* Exercise brief: Omit every picture, then give all the entries again exactly.

-- BEGIN Material provided --

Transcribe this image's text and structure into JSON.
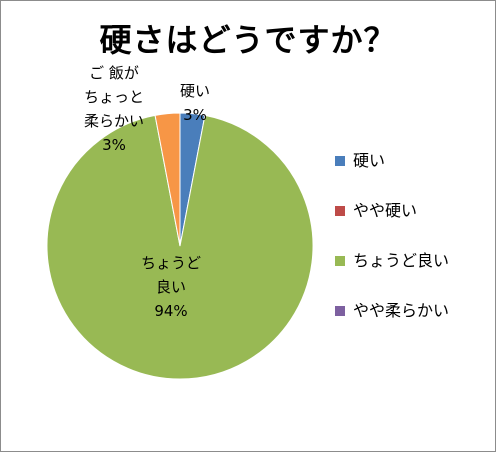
{
  "chart_data": {
    "type": "pie",
    "title": "硬さはどうですか？",
    "slices": [
      {
        "name": "硬い",
        "value": 3,
        "color": "#4a7ebb",
        "label_lines": [
          "硬い",
          "3%"
        ]
      },
      {
        "name": "やや硬い",
        "value": 0,
        "color": "#be4b48",
        "label_lines": []
      },
      {
        "name": "ちょうど良い",
        "value": 94,
        "color": "#98b954",
        "label_lines": [
          "ちょうど",
          "良い",
          "94%"
        ]
      },
      {
        "name": "やや柔らかい",
        "value": 0,
        "color": "#7d60a0",
        "label_lines": []
      },
      {
        "name": "ご飯がちょっと柔らかい",
        "value": 3,
        "color": "#f79646",
        "label_lines": [
          "ご 飯が",
          "ちょっと",
          "柔らかい",
          "3%"
        ]
      }
    ],
    "legend": {
      "position": "right",
      "entries": [
        {
          "label": "硬い",
          "color": "#4a7ebb"
        },
        {
          "label": "やや硬い",
          "color": "#be4b48"
        },
        {
          "label": "ちょうど良い",
          "color": "#98b954"
        },
        {
          "label": "やや柔らかい",
          "color": "#7d60a0"
        }
      ]
    }
  }
}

-- END Material provided --

* Task response:
Transcribe this image's text and structure into JSON.
{
  "chart_data": {
    "type": "pie",
    "title": "硬さはどうですか？",
    "slices": [
      {
        "name": "硬い",
        "value": 3,
        "color": "#4a7ebb",
        "label_lines": [
          "硬い",
          "3%"
        ]
      },
      {
        "name": "やや硬い",
        "value": 0,
        "color": "#be4b48",
        "label_lines": []
      },
      {
        "name": "ちょうど良い",
        "value": 94,
        "color": "#98b954",
        "label_lines": [
          "ちょうど",
          "良い",
          "94%"
        ]
      },
      {
        "name": "やや柔らかい",
        "value": 0,
        "color": "#7d60a0",
        "label_lines": []
      },
      {
        "name": "ご飯がちょっと柔らかい",
        "value": 3,
        "color": "#f79646",
        "label_lines": [
          "ご 飯が",
          "ちょっと",
          "柔らかい",
          "3%"
        ]
      }
    ],
    "legend": {
      "position": "right",
      "entries": [
        {
          "label": "硬い",
          "color": "#4a7ebb"
        },
        {
          "label": "やや硬い",
          "color": "#be4b48"
        },
        {
          "label": "ちょうど良い",
          "color": "#98b954"
        },
        {
          "label": "やや柔らかい",
          "color": "#7d60a0"
        }
      ]
    }
  }
}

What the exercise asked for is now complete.